* Work request:
Needed from the data below: all lines that contain the word "weight".

* Input for this task:

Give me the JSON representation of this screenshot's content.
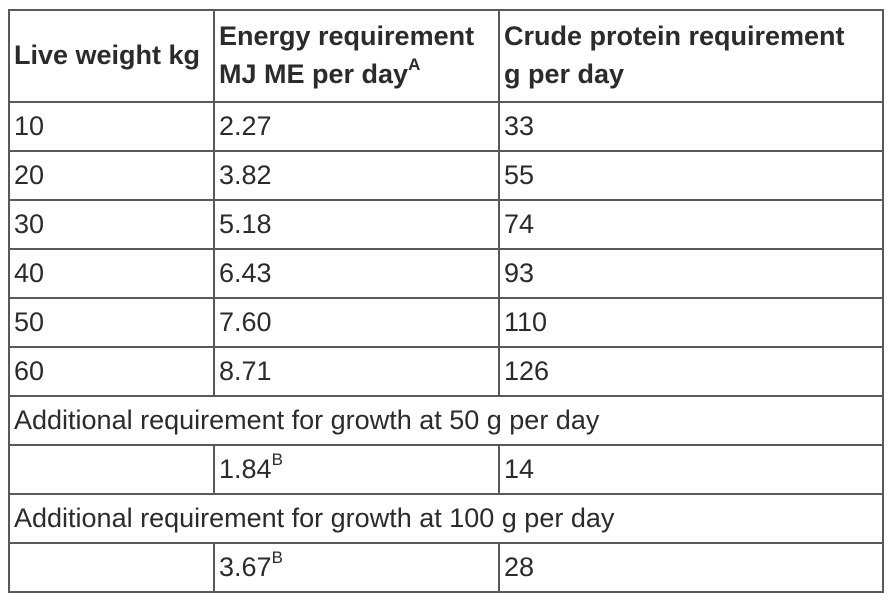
{
  "table": {
    "headers": [
      {
        "text": "Live weight kg"
      },
      {
        "line1": "Energy requirement",
        "line2": "MJ ME per day",
        "sup": "A"
      },
      {
        "line1": "Crude protein requirement",
        "line2": "g per day"
      }
    ],
    "rows": [
      {
        "weight": "10",
        "energy": "2.27",
        "protein": "33"
      },
      {
        "weight": "20",
        "energy": "3.82",
        "protein": "55"
      },
      {
        "weight": "30",
        "energy": "5.18",
        "protein": "74"
      },
      {
        "weight": "40",
        "energy": "6.43",
        "protein": "93"
      },
      {
        "weight": "50",
        "energy": "7.60",
        "protein": "110"
      },
      {
        "weight": "60",
        "energy": "8.71",
        "protein": "126"
      }
    ],
    "sections": [
      {
        "caption": "Additional requirement for growth at 50 g per day",
        "energy": "1.84",
        "energy_sup": "B",
        "protein": "14"
      },
      {
        "caption": "Additional requirement for growth at 100 g per day",
        "energy": "3.67",
        "energy_sup": "B",
        "protein": "28"
      }
    ],
    "colors": {
      "border": "#595959",
      "text": "#2b2b2b",
      "background": "#ffffff"
    }
  }
}
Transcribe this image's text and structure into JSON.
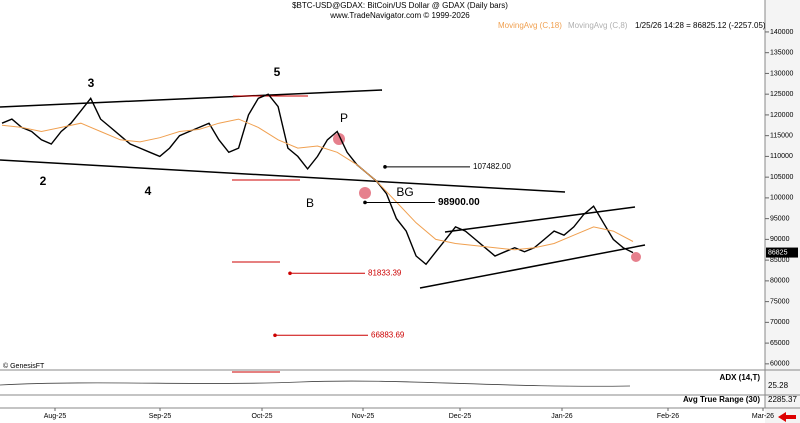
{
  "chart_data": {
    "type": "line",
    "title": "$BTC-USD@GDAX:  BitCoin/US Dollar @ GDAX  (Daily bars)",
    "subtitle": "www.TradeNavigator.com © 1999-2026",
    "quote": "1/25/26 14:28 = 86825.12 (-2257.05)",
    "x_labels": [
      "Aug-25",
      "Sep-25",
      "Oct-25",
      "Nov-25",
      "Dec-25",
      "Jan-26",
      "Feb-26",
      "Mar-26"
    ],
    "ylim": [
      59000,
      143600
    ],
    "yticks": [
      60000,
      65000,
      70000,
      75000,
      80000,
      85000,
      90000,
      95000,
      100000,
      105000,
      110000,
      115000,
      120000,
      125000,
      130000,
      135000,
      140000
    ],
    "last_price": 86825,
    "series": [
      {
        "name": "$BTC-USD@GDAX",
        "color": "#000000",
        "values": [
          118000,
          119000,
          117000,
          116000,
          114000,
          113000,
          116000,
          118000,
          121000,
          124000,
          119000,
          117000,
          115000,
          113000,
          112000,
          111000,
          110000,
          112000,
          115000,
          116000,
          117000,
          118000,
          114000,
          111000,
          112000,
          120000,
          124000,
          125000,
          122000,
          112000,
          110000,
          107000,
          110000,
          114000,
          116000,
          111000,
          108000,
          106000,
          104000,
          101000,
          95000,
          92000,
          86000,
          84000,
          87000,
          90000,
          93000,
          92000,
          90000,
          88000,
          86000,
          87000,
          88000,
          87000,
          88000,
          90000,
          92000,
          91000,
          93000,
          96000,
          98000,
          94000,
          90000,
          88000,
          86825
        ]
      },
      {
        "name": "MovingAvg (C,18)",
        "color": "#f0a050",
        "values": [
          117500,
          117000,
          116000,
          117000,
          118000,
          116000,
          114000,
          113500,
          114500,
          116000,
          116500,
          118000,
          119000,
          117000,
          114000,
          112000,
          112500,
          111000,
          108000,
          104000,
          99000,
          94000,
          90000,
          89000,
          88500,
          88000,
          87500,
          88000,
          89000,
          91000,
          93000,
          92000,
          89500
        ]
      },
      {
        "name": "MovingAvg (C,8)",
        "color": "#c8c8c8",
        "values": []
      }
    ],
    "levels": [
      {
        "value": 107482,
        "label": "107482.00"
      },
      {
        "value": 98900,
        "label": "98900.00"
      },
      {
        "value": 81833.39,
        "label": "81833.39"
      },
      {
        "value": 66883.69,
        "label": "66883.69"
      }
    ],
    "wave_labels": [
      "3",
      "5",
      "2",
      "4",
      "B",
      "P",
      "BG"
    ],
    "credit": "© GenesisFT",
    "indicators": [
      {
        "name": "ADX (14,T)",
        "value": 25.28
      },
      {
        "name": "Avg True Range (30)",
        "value": 2285.37
      }
    ]
  }
}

* Problem solution:
        "text": "Live weight kg"
        "weight": "10",
        "weight": "20",
        "weight": "30",
        "weight": "40",
        "weight": "50",
        "weight": "60",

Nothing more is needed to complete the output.